#### WRITTEN INSTRUCTION
For the entries below, how many lines include the word "Total"? Give the figure and nothing more.

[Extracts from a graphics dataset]
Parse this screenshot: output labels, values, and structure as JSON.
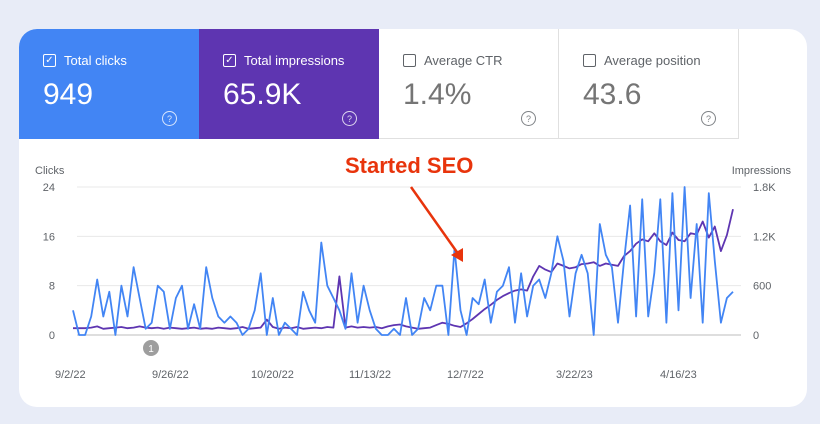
{
  "metrics": [
    {
      "label": "Total clicks",
      "value": "949",
      "checked": true,
      "color": "#4285f4"
    },
    {
      "label": "Total impressions",
      "value": "65.9K",
      "checked": true,
      "color": "#5e35b1"
    },
    {
      "label": "Average CTR",
      "value": "1.4%",
      "checked": false,
      "color": "#ffffff"
    },
    {
      "label": "Average position",
      "value": "43.6",
      "checked": false,
      "color": "#ffffff"
    }
  ],
  "annotation": {
    "text": "Started SEO",
    "color": "#e8340c"
  },
  "marker": {
    "label": "1"
  },
  "chart_data": {
    "type": "line",
    "left_axis": {
      "label": "Clicks",
      "ticks": [
        "24",
        "16",
        "8",
        "0"
      ],
      "ylim": [
        0,
        24
      ]
    },
    "right_axis": {
      "label": "Impressions",
      "ticks": [
        "1.8K",
        "1.2K",
        "600",
        "0"
      ],
      "ylim": [
        0,
        1800
      ]
    },
    "x_tick_labels": [
      "9/2/22",
      "9/26/22",
      "10/20/22",
      "11/13/22",
      "12/7/22",
      "3/22/23",
      "4/16/23"
    ],
    "grid": true,
    "series": [
      {
        "name": "Clicks",
        "axis": "left",
        "color": "#4285f4",
        "values": [
          4,
          0,
          0,
          3,
          9,
          3,
          7,
          0,
          8,
          3,
          11,
          6,
          1,
          2,
          8,
          7,
          1,
          6,
          8,
          1,
          5,
          1,
          11,
          6,
          3,
          2,
          3,
          2,
          0,
          1,
          4,
          10,
          0,
          6,
          0,
          2,
          1,
          0,
          7,
          4,
          2,
          15,
          8,
          6,
          4,
          1,
          10,
          2,
          8,
          4,
          1,
          0,
          0,
          1,
          0,
          6,
          0,
          1,
          6,
          4,
          8,
          8,
          0,
          14,
          4,
          0,
          6,
          5,
          9,
          2,
          7,
          8,
          11,
          2,
          10,
          3,
          8,
          9,
          6,
          10,
          16,
          12,
          3,
          10,
          13,
          10,
          0,
          18,
          13,
          11,
          2,
          12,
          21,
          3,
          22,
          3,
          10,
          22,
          2,
          23,
          4,
          24,
          6,
          18,
          2,
          23,
          12,
          2,
          6,
          7
        ]
      },
      {
        "name": "Impressions",
        "axis": "left",
        "color": "#5e35b1",
        "values": [
          1.1,
          1.1,
          1.1,
          1.2,
          1.4,
          1.0,
          1.1,
          1.2,
          1.3,
          1.1,
          1.2,
          1.4,
          1.2,
          1.1,
          1.2,
          1.0,
          1.2,
          1.1,
          1.0,
          1.1,
          1.2,
          1.0,
          1.1,
          1.0,
          1.2,
          1.1,
          1.0,
          1.1,
          1.3,
          1.0,
          1.1,
          1.2,
          2.5,
          1.3,
          1.0,
          1.2,
          1.1,
          1.3,
          1.0,
          1.1,
          1.2,
          1.1,
          1.3,
          1.2,
          9.5,
          1.2,
          1.4,
          1.2,
          1.3,
          1.2,
          1.3,
          1.1,
          1.4,
          1.6,
          1.7,
          1.4,
          1.2,
          1.0,
          1.1,
          1.2,
          1.6,
          2.0,
          1.8,
          1.5,
          1.3,
          1.9,
          2.6,
          3.4,
          4.2,
          4.9,
          5.7,
          6.3,
          6.8,
          7.2,
          7.4,
          7.2,
          9.5,
          11.2,
          10.6,
          10.2,
          11.6,
          11.2,
          10.8,
          11.0,
          11.5,
          11.6,
          11.8,
          11.2,
          11.6,
          11.4,
          11.2,
          12.8,
          13.6,
          14.8,
          15.5,
          15.2,
          16.5,
          15.2,
          14.6,
          16.6,
          15.4,
          15.2,
          16.5,
          16.3,
          18.4,
          15.8,
          17.6,
          13.6,
          16.2,
          20.4
        ]
      }
    ]
  }
}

#### WRITTEN SOLUTION
2